**DO THIS:** Set down each line of the data below exactly as it stands, dropping the pictures.

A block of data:

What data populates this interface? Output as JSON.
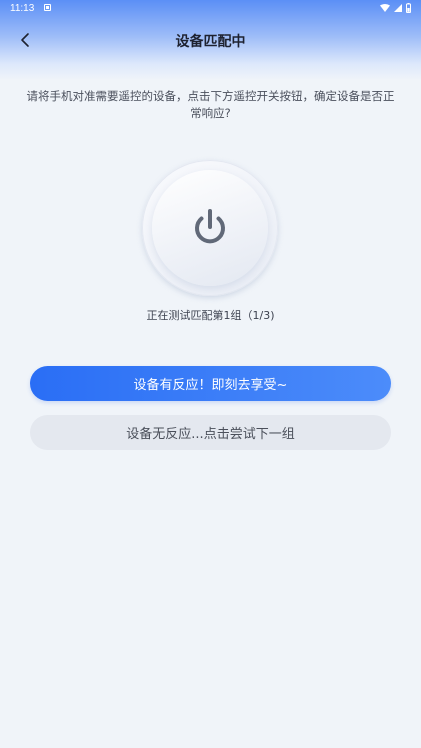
{
  "status_bar": {
    "time": "11:13"
  },
  "header": {
    "title": "设备匹配中"
  },
  "instruction": "请将手机对准需要遥控的设备，点击下方遥控开关按钮，确定设备是否正常响应?",
  "progress": {
    "text": "正在测试匹配第1组（1/3)"
  },
  "buttons": {
    "respond_label": "设备有反应！即刻去享受~",
    "no_respond_label": "设备无反应...点击尝试下一组"
  },
  "icons": {
    "back": "chevron-left-icon",
    "power": "power-icon",
    "wifi": "wifi-icon",
    "signal": "signal-icon",
    "battery": "battery-icon",
    "notification": "notification-icon"
  },
  "colors": {
    "header_gradient_top": "#5b8ff6",
    "background": "#f0f4f9",
    "primary_button": "#2a6ef5",
    "secondary_button": "#e4e8ef",
    "power_icon": "#616978"
  }
}
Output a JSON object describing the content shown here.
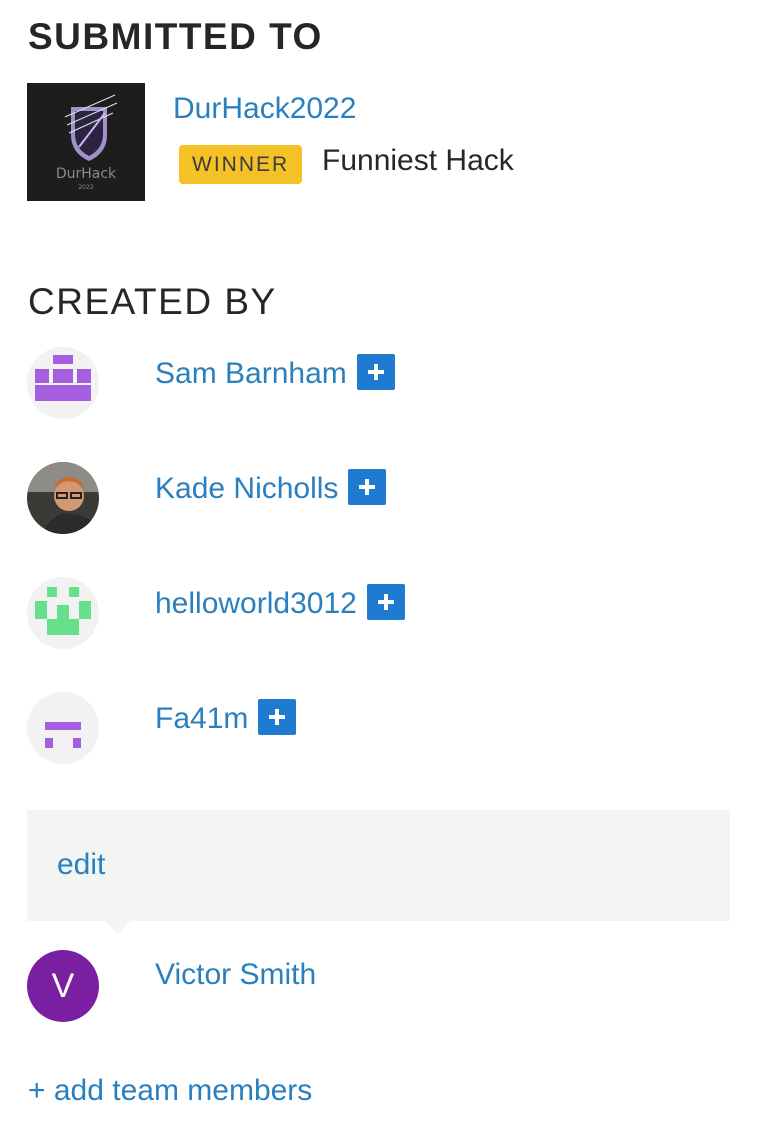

**SOLUTION TO THE PROBLEM:**
What data populates this interface? Output as JSON.
{
  "status_bar": {
    "time": "11:13"
  },
  "header": {
    "title": "设备匹配中"
  },
  "instruction": "请将手机对准需要遥控的设备，点击下方遥控开关按钮，确定设备是否正常响应?",
  "progress": {
    "text": "正在测试匹配第1组（1/3)"
  },
  "buttons": {
    "respond_label": "设备有反应！即刻去享受~",
    "no_respond_label": "设备无反应...点击尝试下一组"
  },
  "icons": {
    "back": "chevron-left-icon",
    "power": "power-icon",
    "wifi": "wifi-icon",
    "signal": "signal-icon",
    "battery": "battery-icon",
    "notification": "notification-icon"
  },
  "colors": {
    "header_gradient_top": "#5b8ff6",
    "background": "#f0f4f9",
    "primary_button": "#2a6ef5",
    "secondary_button": "#e4e8ef",
    "power_icon": "#616978"
  }
}
Output a JSON object describing the content shown here.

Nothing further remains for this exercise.